╭─ Data to use

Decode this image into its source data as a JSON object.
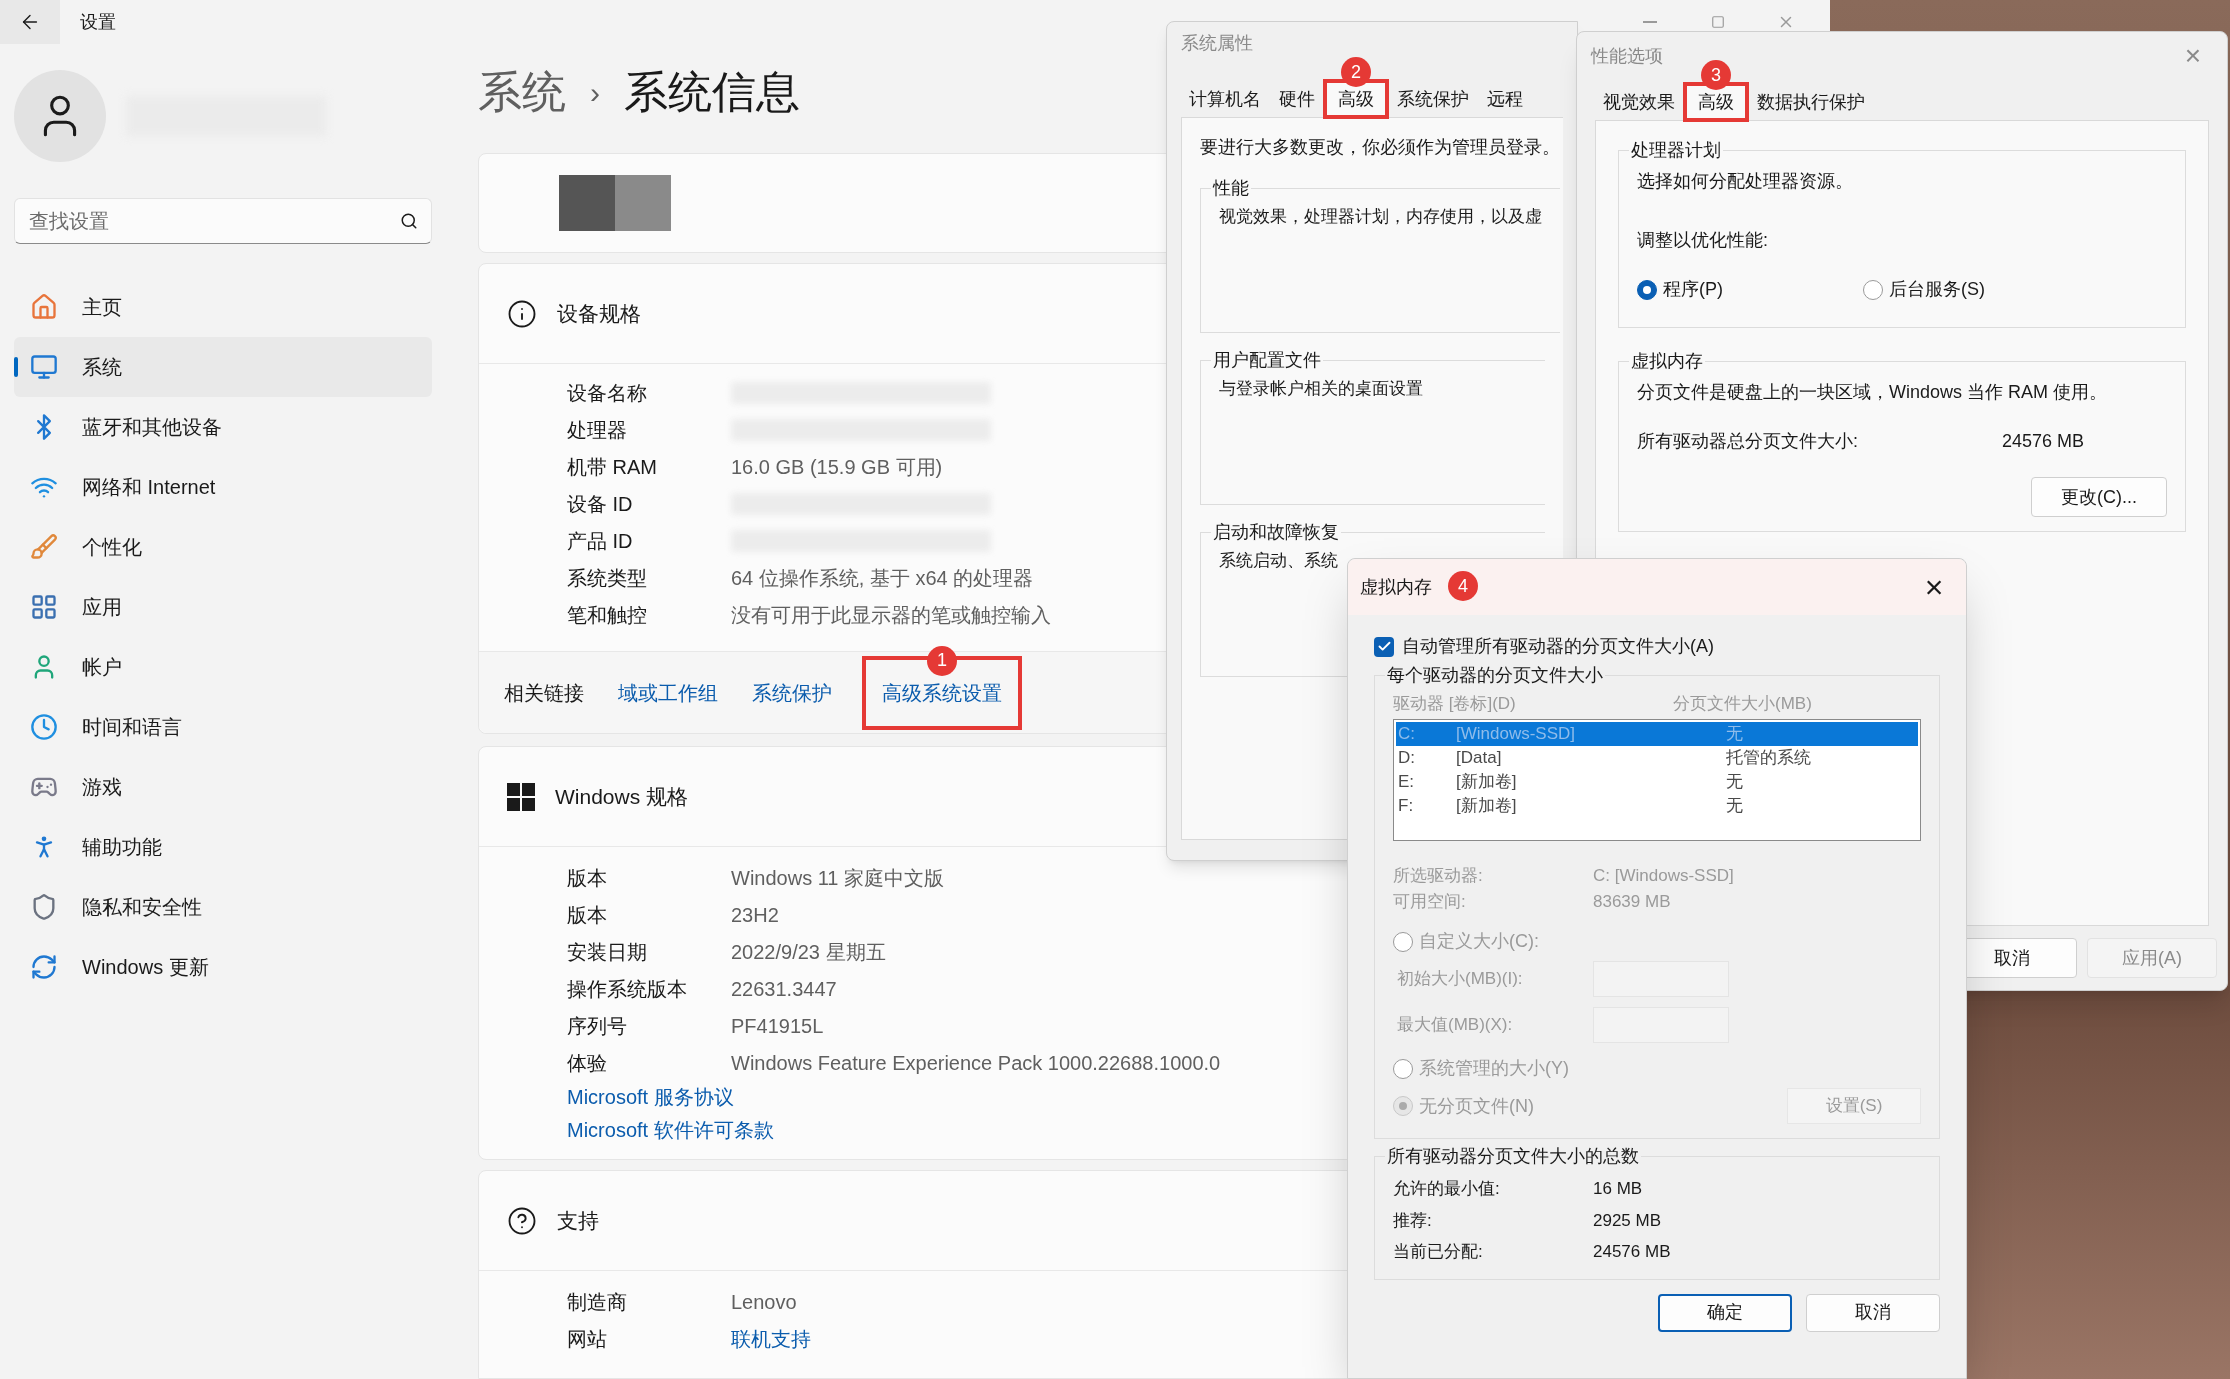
{
  "settings": {
    "title": "设置",
    "breadcrumb": {
      "parent": "系统",
      "separator": "›",
      "current": "系统信息"
    },
    "search": {
      "placeholder": "查找设置"
    },
    "nav": [
      {
        "label": "主页",
        "selected": false
      },
      {
        "label": "系统",
        "selected": true
      },
      {
        "label": "蓝牙和其他设备",
        "selected": false
      },
      {
        "label": "网络和 Internet",
        "selected": false
      },
      {
        "label": "个性化",
        "selected": false
      },
      {
        "label": "应用",
        "selected": false
      },
      {
        "label": "帐户",
        "selected": false
      },
      {
        "label": "时间和语言",
        "selected": false
      },
      {
        "label": "游戏",
        "selected": false
      },
      {
        "label": "辅助功能",
        "selected": false
      },
      {
        "label": "隐私和安全性",
        "selected": false
      },
      {
        "label": "Windows 更新",
        "selected": false
      }
    ]
  },
  "device_specs": {
    "title": "设备规格",
    "rows": [
      {
        "label": "设备名称",
        "redacted": true
      },
      {
        "label": "处理器",
        "redacted": true
      },
      {
        "label": "机带 RAM",
        "value": "16.0 GB (15.9 GB 可用)",
        "redacted": false
      },
      {
        "label": "设备 ID",
        "redacted": true
      },
      {
        "label": "产品 ID",
        "redacted": true
      },
      {
        "label": "系统类型",
        "value": "64 位操作系统, 基于 x64 的处理器",
        "redacted": false
      },
      {
        "label": "笔和触控",
        "value": "没有可用于此显示器的笔或触控输入",
        "redacted": false
      }
    ],
    "related": {
      "label": "相关链接",
      "links": [
        {
          "text": "域或工作组",
          "highlighted": false
        },
        {
          "text": "系统保护",
          "highlighted": false
        },
        {
          "text": "高级系统设置",
          "highlighted": true,
          "badge": "1"
        }
      ]
    }
  },
  "windows_specs": {
    "title": "Windows 规格",
    "rows": [
      {
        "label": "版本",
        "value": "Windows 11 家庭中文版"
      },
      {
        "label": "版本",
        "value": "23H2"
      },
      {
        "label": "安装日期",
        "value": "2022/9/23 星期五"
      },
      {
        "label": "操作系统版本",
        "value": "22631.3447"
      },
      {
        "label": "序列号",
        "value": "PF41915L"
      },
      {
        "label": "体验",
        "value": "Windows Feature Experience Pack 1000.22688.1000.0"
      }
    ],
    "links": [
      "Microsoft 服务协议",
      "Microsoft 软件许可条款"
    ]
  },
  "support": {
    "title": "支持",
    "rows": [
      {
        "label": "制造商",
        "value": "Lenovo",
        "kind": "text"
      },
      {
        "label": "网站",
        "value": "联机支持",
        "kind": "link"
      }
    ]
  },
  "system_properties": {
    "title": "系统属性",
    "tabs": [
      {
        "label": "计算机名",
        "selected": false,
        "highlighted": false
      },
      {
        "label": "硬件",
        "selected": false,
        "highlighted": false
      },
      {
        "label": "高级",
        "selected": true,
        "highlighted": true,
        "badge": "2"
      },
      {
        "label": "系统保护",
        "selected": false,
        "highlighted": false
      },
      {
        "label": "远程",
        "selected": false,
        "highlighted": false
      }
    ],
    "notice": "要进行大多数更改，你必须作为管理员登录。",
    "groups": [
      {
        "title": "性能",
        "text": "视觉效果，处理器计划，内存使用，以及虚"
      },
      {
        "title": "用户配置文件",
        "text": "与登录帐户相关的桌面设置"
      },
      {
        "title": "启动和故障恢复",
        "text": "系统启动、系统"
      }
    ]
  },
  "performance_options": {
    "title": "性能选项",
    "close": "×",
    "tabs": [
      {
        "label": "视觉效果",
        "selected": false,
        "highlighted": false
      },
      {
        "label": "高级",
        "selected": true,
        "highlighted": true,
        "badge": "3"
      },
      {
        "label": "数据执行保护",
        "selected": false,
        "highlighted": false
      }
    ],
    "processor": {
      "title": "处理器计划",
      "text": "选择如何分配处理器资源。",
      "adjust": "调整以优化性能:",
      "options": [
        {
          "label": "程序(P)",
          "selected": true
        },
        {
          "label": "后台服务(S)",
          "selected": false
        }
      ]
    },
    "virtual_memory": {
      "title": "虚拟内存",
      "text": "分页文件是硬盘上的一块区域，Windows 当作 RAM 使用。",
      "total_label": "所有驱动器总分页文件大小:",
      "total_value": "24576 MB",
      "button": "更改(C)..."
    },
    "buttons": [
      {
        "label": "取消",
        "disabled": false
      },
      {
        "label": "应用(A)",
        "disabled": true
      }
    ]
  },
  "virtual_memory": {
    "title": "虚拟内存",
    "badge": "4",
    "close": "×",
    "auto": {
      "label": "自动管理所有驱动器的分页文件大小(A)",
      "checked": true
    },
    "per_drive": {
      "title": "每个驱动器的分页文件大小",
      "columns": [
        "驱动器 [卷标](D)",
        "分页文件大小(MB)"
      ],
      "drives": [
        {
          "drive": "C:",
          "volume": "[Windows-SSD]",
          "size": "无",
          "selected": true
        },
        {
          "drive": "D:",
          "volume": "[Data]",
          "size": "托管的系统",
          "selected": false
        },
        {
          "drive": "E:",
          "volume": "[新加卷]",
          "size": "无",
          "selected": false
        },
        {
          "drive": "F:",
          "volume": "[新加卷]",
          "size": "无",
          "selected": false
        }
      ],
      "selected_label": "所选驱动器:",
      "selected_value": "C:  [Windows-SSD]",
      "free_label": "可用空间:",
      "free_value": "83639 MB",
      "custom": {
        "label": "自定义大小(C):",
        "selected": false
      },
      "initial_label": "初始大小(MB)(I):",
      "max_label": "最大值(MB)(X):",
      "system_managed": {
        "label": "系统管理的大小(Y)",
        "selected": false
      },
      "no_paging": {
        "label": "无分页文件(N)",
        "selected": true
      },
      "set_button": "设置(S)"
    },
    "totals": {
      "title": "所有驱动器分页文件大小的总数",
      "rows": [
        {
          "label": "允许的最小值:",
          "value": "16 MB"
        },
        {
          "label": "推荐:",
          "value": "2925 MB"
        },
        {
          "label": "当前已分配:",
          "value": "24576 MB"
        }
      ]
    },
    "buttons": [
      {
        "label": "确定",
        "primary": true
      },
      {
        "label": "取消",
        "primary": false
      }
    ]
  }
}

╰─

* What is asked
Reproduce the data word for word, excluding its pictures.

* Solution for this problem
Decode this image into its source data as a JSON object.
{
  "settings": {
    "title": "设置",
    "breadcrumb": {
      "parent": "系统",
      "separator": "›",
      "current": "系统信息"
    },
    "search": {
      "placeholder": "查找设置"
    },
    "nav": [
      {
        "label": "主页",
        "selected": false
      },
      {
        "label": "系统",
        "selected": true
      },
      {
        "label": "蓝牙和其他设备",
        "selected": false
      },
      {
        "label": "网络和 Internet",
        "selected": false
      },
      {
        "label": "个性化",
        "selected": false
      },
      {
        "label": "应用",
        "selected": false
      },
      {
        "label": "帐户",
        "selected": false
      },
      {
        "label": "时间和语言",
        "selected": false
      },
      {
        "label": "游戏",
        "selected": false
      },
      {
        "label": "辅助功能",
        "selected": false
      },
      {
        "label": "隐私和安全性",
        "selected": false
      },
      {
        "label": "Windows 更新",
        "selected": false
      }
    ]
  },
  "device_specs": {
    "title": "设备规格",
    "rows": [
      {
        "label": "设备名称",
        "redacted": true
      },
      {
        "label": "处理器",
        "redacted": true
      },
      {
        "label": "机带 RAM",
        "value": "16.0 GB (15.9 GB 可用)",
        "redacted": false
      },
      {
        "label": "设备 ID",
        "redacted": true
      },
      {
        "label": "产品 ID",
        "redacted": true
      },
      {
        "label": "系统类型",
        "value": "64 位操作系统, 基于 x64 的处理器",
        "redacted": false
      },
      {
        "label": "笔和触控",
        "value": "没有可用于此显示器的笔或触控输入",
        "redacted": false
      }
    ],
    "related": {
      "label": "相关链接",
      "links": [
        {
          "text": "域或工作组",
          "highlighted": false
        },
        {
          "text": "系统保护",
          "highlighted": false
        },
        {
          "text": "高级系统设置",
          "highlighted": true,
          "badge": "1"
        }
      ]
    }
  },
  "windows_specs": {
    "title": "Windows 规格",
    "rows": [
      {
        "label": "版本",
        "value": "Windows 11 家庭中文版"
      },
      {
        "label": "版本",
        "value": "23H2"
      },
      {
        "label": "安装日期",
        "value": "2022/9/23 星期五"
      },
      {
        "label": "操作系统版本",
        "value": "22631.3447"
      },
      {
        "label": "序列号",
        "value": "PF41915L"
      },
      {
        "label": "体验",
        "value": "Windows Feature Experience Pack 1000.22688.1000.0"
      }
    ],
    "links": [
      "Microsoft 服务协议",
      "Microsoft 软件许可条款"
    ]
  },
  "support": {
    "title": "支持",
    "rows": [
      {
        "label": "制造商",
        "value": "Lenovo",
        "kind": "text"
      },
      {
        "label": "网站",
        "value": "联机支持",
        "kind": "link"
      }
    ]
  },
  "system_properties": {
    "title": "系统属性",
    "tabs": [
      {
        "label": "计算机名",
        "selected": false,
        "highlighted": false
      },
      {
        "label": "硬件",
        "selected": false,
        "highlighted": false
      },
      {
        "label": "高级",
        "selected": true,
        "highlighted": true,
        "badge": "2"
      },
      {
        "label": "系统保护",
        "selected": false,
        "highlighted": false
      },
      {
        "label": "远程",
        "selected": false,
        "highlighted": false
      }
    ],
    "notice": "要进行大多数更改，你必须作为管理员登录。",
    "groups": [
      {
        "title": "性能",
        "text": "视觉效果，处理器计划，内存使用，以及虚"
      },
      {
        "title": "用户配置文件",
        "text": "与登录帐户相关的桌面设置"
      },
      {
        "title": "启动和故障恢复",
        "text": "系统启动、系统"
      }
    ]
  },
  "performance_options": {
    "title": "性能选项",
    "close": "×",
    "tabs": [
      {
        "label": "视觉效果",
        "selected": false,
        "highlighted": false
      },
      {
        "label": "高级",
        "selected": true,
        "highlighted": true,
        "badge": "3"
      },
      {
        "label": "数据执行保护",
        "selected": false,
        "highlighted": false
      }
    ],
    "processor": {
      "title": "处理器计划",
      "text": "选择如何分配处理器资源。",
      "adjust": "调整以优化性能:",
      "options": [
        {
          "label": "程序(P)",
          "selected": true
        },
        {
          "label": "后台服务(S)",
          "selected": false
        }
      ]
    },
    "virtual_memory": {
      "title": "虚拟内存",
      "text": "分页文件是硬盘上的一块区域，Windows 当作 RAM 使用。",
      "total_label": "所有驱动器总分页文件大小:",
      "total_value": "24576 MB",
      "button": "更改(C)..."
    },
    "buttons": [
      {
        "label": "取消",
        "disabled": false
      },
      {
        "label": "应用(A)",
        "disabled": true
      }
    ]
  },
  "virtual_memory": {
    "title": "虚拟内存",
    "badge": "4",
    "close": "×",
    "auto": {
      "label": "自动管理所有驱动器的分页文件大小(A)",
      "checked": true
    },
    "per_drive": {
      "title": "每个驱动器的分页文件大小",
      "columns": [
        "驱动器 [卷标](D)",
        "分页文件大小(MB)"
      ],
      "drives": [
        {
          "drive": "C:",
          "volume": "[Windows-SSD]",
          "size": "无",
          "selected": true
        },
        {
          "drive": "D:",
          "volume": "[Data]",
          "size": "托管的系统",
          "selected": false
        },
        {
          "drive": "E:",
          "volume": "[新加卷]",
          "size": "无",
          "selected": false
        },
        {
          "drive": "F:",
          "volume": "[新加卷]",
          "size": "无",
          "selected": false
        }
      ],
      "selected_label": "所选驱动器:",
      "selected_value": "C:  [Windows-SSD]",
      "free_label": "可用空间:",
      "free_value": "83639 MB",
      "custom": {
        "label": "自定义大小(C):",
        "selected": false
      },
      "initial_label": "初始大小(MB)(I):",
      "max_label": "最大值(MB)(X):",
      "system_managed": {
        "label": "系统管理的大小(Y)",
        "selected": false
      },
      "no_paging": {
        "label": "无分页文件(N)",
        "selected": true
      },
      "set_button": "设置(S)"
    },
    "totals": {
      "title": "所有驱动器分页文件大小的总数",
      "rows": [
        {
          "label": "允许的最小值:",
          "value": "16 MB"
        },
        {
          "label": "推荐:",
          "value": "2925 MB"
        },
        {
          "label": "当前已分配:",
          "value": "24576 MB"
        }
      ]
    },
    "buttons": [
      {
        "label": "确定",
        "primary": true
      },
      {
        "label": "取消",
        "primary": false
      }
    ]
  }
}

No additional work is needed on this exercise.